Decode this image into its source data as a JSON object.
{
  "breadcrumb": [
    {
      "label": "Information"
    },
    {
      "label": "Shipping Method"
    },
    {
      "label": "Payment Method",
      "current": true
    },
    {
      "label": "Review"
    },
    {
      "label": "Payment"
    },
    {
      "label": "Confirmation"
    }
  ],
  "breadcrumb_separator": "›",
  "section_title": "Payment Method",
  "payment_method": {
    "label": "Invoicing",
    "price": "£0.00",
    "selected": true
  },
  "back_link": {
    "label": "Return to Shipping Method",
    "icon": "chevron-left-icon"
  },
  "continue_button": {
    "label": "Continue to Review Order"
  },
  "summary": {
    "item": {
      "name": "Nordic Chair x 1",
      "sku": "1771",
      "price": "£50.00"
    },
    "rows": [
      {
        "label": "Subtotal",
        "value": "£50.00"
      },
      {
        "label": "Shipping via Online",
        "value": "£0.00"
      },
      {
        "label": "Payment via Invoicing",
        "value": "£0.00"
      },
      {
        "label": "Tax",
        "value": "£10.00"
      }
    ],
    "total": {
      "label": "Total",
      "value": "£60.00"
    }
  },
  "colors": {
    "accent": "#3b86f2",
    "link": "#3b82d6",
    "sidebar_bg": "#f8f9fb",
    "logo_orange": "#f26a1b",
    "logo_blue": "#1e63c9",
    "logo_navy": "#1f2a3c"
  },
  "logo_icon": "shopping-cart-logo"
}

.....

## [EXERCISE OBJECTIVE]
From the listing above, pick out each line where the word "Shipping" appears.

## [OUTPUT]
      "label": "Shipping Method"
    "label": "Return to Shipping Method",
        "label": "Shipping via Online",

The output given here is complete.